Directions for this task: Copy out all lines that hold "content".

Provided data:
____________________

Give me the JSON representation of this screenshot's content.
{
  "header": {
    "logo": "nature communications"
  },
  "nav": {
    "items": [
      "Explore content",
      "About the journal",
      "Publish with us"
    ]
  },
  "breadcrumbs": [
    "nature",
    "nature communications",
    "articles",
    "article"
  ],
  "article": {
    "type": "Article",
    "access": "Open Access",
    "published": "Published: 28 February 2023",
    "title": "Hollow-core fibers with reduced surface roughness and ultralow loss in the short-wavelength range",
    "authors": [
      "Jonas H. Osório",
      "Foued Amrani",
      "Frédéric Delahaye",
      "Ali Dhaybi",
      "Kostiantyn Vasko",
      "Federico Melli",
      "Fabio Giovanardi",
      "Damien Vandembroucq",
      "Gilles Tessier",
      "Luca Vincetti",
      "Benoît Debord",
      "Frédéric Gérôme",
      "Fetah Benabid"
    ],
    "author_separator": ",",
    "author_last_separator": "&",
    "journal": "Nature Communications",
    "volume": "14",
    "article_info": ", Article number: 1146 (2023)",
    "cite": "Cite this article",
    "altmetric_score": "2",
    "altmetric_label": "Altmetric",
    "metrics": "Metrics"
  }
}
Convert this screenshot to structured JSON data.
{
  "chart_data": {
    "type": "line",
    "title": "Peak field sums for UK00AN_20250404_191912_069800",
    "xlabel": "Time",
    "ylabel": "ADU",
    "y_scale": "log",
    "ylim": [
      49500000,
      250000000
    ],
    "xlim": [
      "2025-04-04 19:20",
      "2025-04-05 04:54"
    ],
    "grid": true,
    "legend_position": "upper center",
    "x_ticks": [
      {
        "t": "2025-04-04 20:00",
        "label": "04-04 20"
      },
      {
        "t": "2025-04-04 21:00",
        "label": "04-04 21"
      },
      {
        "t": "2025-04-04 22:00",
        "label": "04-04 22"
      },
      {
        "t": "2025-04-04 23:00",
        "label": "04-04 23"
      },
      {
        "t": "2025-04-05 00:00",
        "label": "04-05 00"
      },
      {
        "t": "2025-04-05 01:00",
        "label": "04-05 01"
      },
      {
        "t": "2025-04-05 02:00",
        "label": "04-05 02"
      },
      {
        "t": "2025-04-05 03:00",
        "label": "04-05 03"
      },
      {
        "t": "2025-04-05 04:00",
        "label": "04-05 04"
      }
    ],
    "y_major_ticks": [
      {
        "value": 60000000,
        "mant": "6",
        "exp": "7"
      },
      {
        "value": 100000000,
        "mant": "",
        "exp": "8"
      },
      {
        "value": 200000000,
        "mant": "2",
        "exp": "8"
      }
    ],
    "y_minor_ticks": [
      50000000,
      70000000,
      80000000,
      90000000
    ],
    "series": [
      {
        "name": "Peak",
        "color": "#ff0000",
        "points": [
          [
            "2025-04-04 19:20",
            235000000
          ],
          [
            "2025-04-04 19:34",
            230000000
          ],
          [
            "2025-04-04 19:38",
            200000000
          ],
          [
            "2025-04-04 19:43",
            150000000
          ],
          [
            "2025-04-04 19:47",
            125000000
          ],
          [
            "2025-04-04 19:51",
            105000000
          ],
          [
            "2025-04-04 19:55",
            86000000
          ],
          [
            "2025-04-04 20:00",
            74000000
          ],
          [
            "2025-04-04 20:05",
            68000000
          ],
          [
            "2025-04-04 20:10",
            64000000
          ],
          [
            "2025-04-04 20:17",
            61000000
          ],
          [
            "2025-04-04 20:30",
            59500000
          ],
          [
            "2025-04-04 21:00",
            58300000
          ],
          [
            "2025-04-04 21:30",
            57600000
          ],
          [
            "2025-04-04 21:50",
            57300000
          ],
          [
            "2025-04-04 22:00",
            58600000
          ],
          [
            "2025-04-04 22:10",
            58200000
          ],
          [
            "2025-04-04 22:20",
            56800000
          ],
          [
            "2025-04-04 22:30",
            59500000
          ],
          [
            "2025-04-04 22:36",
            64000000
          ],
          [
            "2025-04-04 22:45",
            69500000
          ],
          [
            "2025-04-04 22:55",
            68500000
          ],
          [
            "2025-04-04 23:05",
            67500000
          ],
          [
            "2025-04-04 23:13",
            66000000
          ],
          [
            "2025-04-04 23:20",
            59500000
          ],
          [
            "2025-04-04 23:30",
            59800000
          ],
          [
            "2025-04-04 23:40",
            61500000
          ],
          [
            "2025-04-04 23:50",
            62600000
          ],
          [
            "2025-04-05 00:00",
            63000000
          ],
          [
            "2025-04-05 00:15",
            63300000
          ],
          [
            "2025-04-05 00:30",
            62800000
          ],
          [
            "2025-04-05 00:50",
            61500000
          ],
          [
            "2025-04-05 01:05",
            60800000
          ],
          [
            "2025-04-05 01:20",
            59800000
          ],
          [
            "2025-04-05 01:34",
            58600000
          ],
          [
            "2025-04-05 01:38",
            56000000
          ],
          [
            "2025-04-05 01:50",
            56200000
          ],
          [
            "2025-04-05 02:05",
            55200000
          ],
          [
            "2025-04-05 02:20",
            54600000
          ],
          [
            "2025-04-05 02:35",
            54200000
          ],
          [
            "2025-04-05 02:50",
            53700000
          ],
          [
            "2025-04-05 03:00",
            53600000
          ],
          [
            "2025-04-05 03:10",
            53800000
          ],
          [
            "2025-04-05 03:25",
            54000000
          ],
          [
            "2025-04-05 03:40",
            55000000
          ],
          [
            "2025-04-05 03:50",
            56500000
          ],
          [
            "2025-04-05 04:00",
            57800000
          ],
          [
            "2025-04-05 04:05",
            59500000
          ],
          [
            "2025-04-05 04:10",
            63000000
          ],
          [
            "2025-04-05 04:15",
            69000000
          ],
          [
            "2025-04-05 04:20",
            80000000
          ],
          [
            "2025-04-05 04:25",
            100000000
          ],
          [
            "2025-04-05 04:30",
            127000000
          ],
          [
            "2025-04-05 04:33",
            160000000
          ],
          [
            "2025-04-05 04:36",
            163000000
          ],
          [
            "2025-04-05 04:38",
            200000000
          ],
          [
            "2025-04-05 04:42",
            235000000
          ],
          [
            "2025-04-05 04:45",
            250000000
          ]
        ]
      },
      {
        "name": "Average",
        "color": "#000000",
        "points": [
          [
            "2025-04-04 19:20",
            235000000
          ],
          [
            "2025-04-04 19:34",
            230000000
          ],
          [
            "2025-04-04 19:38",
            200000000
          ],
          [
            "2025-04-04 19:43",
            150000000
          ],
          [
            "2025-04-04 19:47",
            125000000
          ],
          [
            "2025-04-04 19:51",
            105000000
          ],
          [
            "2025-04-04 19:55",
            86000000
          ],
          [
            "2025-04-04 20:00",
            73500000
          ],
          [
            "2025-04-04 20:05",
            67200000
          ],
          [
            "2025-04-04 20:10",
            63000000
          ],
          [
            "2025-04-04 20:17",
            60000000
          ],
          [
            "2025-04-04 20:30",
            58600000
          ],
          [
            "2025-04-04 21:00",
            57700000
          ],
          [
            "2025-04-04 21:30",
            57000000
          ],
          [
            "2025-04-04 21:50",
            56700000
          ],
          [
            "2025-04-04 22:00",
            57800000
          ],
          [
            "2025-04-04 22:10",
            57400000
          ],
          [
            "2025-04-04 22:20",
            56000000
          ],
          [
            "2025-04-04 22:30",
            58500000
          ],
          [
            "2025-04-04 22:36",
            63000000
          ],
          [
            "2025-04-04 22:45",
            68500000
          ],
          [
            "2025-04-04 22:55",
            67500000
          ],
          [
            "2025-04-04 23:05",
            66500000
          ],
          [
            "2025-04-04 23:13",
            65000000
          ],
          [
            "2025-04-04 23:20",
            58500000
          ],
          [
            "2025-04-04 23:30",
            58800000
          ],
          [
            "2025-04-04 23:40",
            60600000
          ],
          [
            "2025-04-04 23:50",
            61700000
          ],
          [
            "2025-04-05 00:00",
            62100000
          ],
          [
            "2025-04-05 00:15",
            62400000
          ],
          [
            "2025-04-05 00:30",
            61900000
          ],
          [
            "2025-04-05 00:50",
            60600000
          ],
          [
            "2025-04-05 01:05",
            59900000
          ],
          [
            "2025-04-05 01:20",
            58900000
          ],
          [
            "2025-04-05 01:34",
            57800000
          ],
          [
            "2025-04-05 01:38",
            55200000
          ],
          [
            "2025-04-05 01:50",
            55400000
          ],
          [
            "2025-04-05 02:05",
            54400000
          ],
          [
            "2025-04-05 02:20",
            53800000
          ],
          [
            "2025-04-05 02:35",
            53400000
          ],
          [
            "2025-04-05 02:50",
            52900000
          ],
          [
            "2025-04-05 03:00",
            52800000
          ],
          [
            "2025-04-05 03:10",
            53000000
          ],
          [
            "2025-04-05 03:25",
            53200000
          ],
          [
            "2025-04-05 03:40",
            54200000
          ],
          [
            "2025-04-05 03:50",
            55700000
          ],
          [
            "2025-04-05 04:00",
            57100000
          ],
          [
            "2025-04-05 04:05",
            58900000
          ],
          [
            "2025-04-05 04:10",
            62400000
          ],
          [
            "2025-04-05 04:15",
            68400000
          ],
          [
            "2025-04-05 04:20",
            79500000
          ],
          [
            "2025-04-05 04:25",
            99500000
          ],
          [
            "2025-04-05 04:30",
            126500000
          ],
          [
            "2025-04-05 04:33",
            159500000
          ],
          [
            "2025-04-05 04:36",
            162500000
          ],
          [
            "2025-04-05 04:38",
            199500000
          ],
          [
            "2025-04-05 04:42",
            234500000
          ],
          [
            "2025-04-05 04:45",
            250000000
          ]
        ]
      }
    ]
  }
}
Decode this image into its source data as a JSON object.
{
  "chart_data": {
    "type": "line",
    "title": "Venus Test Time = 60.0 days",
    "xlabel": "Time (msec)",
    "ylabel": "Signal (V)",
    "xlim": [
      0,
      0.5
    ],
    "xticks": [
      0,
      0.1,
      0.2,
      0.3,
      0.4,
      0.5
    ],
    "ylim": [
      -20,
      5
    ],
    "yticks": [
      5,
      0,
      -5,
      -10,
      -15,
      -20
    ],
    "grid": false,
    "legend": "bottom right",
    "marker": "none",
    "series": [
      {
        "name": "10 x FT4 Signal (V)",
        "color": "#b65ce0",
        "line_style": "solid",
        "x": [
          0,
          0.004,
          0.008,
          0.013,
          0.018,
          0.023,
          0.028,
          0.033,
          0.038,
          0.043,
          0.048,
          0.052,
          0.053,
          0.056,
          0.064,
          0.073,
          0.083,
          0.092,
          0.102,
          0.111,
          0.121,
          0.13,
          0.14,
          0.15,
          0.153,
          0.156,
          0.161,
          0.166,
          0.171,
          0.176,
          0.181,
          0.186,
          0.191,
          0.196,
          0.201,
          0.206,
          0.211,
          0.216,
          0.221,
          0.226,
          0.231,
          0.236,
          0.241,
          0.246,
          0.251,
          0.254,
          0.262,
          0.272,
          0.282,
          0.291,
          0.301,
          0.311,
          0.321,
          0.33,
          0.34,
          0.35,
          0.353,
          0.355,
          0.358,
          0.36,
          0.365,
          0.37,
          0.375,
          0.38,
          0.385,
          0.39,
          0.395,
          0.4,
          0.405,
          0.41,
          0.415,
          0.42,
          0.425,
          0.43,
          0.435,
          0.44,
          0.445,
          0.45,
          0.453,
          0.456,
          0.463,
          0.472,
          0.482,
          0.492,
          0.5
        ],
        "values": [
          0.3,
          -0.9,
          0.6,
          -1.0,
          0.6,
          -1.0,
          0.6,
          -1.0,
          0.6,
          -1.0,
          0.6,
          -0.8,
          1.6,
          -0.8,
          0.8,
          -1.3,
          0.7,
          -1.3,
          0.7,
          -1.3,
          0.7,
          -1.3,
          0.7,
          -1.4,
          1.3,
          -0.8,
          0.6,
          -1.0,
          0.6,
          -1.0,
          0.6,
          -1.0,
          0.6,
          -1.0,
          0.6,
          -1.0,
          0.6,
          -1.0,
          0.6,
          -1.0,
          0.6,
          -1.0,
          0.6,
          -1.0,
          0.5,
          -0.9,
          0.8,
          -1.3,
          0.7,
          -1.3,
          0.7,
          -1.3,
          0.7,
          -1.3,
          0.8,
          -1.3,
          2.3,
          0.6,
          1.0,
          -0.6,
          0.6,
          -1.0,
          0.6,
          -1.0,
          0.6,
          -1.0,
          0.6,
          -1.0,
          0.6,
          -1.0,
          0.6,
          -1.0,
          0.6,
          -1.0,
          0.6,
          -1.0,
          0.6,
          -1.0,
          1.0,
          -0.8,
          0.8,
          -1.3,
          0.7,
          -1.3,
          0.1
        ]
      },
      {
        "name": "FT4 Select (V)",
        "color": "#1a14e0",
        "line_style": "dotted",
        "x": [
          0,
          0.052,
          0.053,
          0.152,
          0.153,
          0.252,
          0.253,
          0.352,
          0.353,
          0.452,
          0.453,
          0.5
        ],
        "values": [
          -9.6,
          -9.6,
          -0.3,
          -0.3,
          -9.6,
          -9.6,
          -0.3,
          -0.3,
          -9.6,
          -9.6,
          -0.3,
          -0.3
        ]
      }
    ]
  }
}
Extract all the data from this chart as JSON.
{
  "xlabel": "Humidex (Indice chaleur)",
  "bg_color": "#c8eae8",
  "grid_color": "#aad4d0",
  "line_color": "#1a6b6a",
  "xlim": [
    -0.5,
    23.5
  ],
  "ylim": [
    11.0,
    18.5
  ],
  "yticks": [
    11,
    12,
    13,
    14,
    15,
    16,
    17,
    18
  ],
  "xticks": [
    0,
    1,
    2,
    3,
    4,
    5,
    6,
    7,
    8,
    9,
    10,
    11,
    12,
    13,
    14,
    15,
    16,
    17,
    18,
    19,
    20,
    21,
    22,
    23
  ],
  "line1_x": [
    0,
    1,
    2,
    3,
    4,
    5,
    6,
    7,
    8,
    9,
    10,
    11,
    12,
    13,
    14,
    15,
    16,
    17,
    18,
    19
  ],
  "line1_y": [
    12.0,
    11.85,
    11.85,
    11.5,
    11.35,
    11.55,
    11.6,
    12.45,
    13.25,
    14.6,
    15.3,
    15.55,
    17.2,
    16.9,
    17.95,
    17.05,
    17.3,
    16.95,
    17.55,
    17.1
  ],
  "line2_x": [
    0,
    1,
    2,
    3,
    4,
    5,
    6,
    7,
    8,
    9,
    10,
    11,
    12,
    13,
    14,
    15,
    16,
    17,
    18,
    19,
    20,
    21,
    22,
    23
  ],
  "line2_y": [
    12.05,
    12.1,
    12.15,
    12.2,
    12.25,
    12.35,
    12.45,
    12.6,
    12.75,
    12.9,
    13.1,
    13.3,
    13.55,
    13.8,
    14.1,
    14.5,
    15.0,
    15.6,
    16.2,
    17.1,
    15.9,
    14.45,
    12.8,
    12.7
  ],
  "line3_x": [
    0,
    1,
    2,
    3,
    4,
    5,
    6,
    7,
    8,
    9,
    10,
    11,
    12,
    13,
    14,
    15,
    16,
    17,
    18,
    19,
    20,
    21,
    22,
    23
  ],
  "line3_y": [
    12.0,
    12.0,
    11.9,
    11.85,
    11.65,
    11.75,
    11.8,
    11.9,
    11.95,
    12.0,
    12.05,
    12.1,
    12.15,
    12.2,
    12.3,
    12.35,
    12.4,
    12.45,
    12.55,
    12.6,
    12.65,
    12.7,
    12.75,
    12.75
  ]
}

____________________

Task solution:
Give me the JSON representation of this screenshot's content.
      "Explore content",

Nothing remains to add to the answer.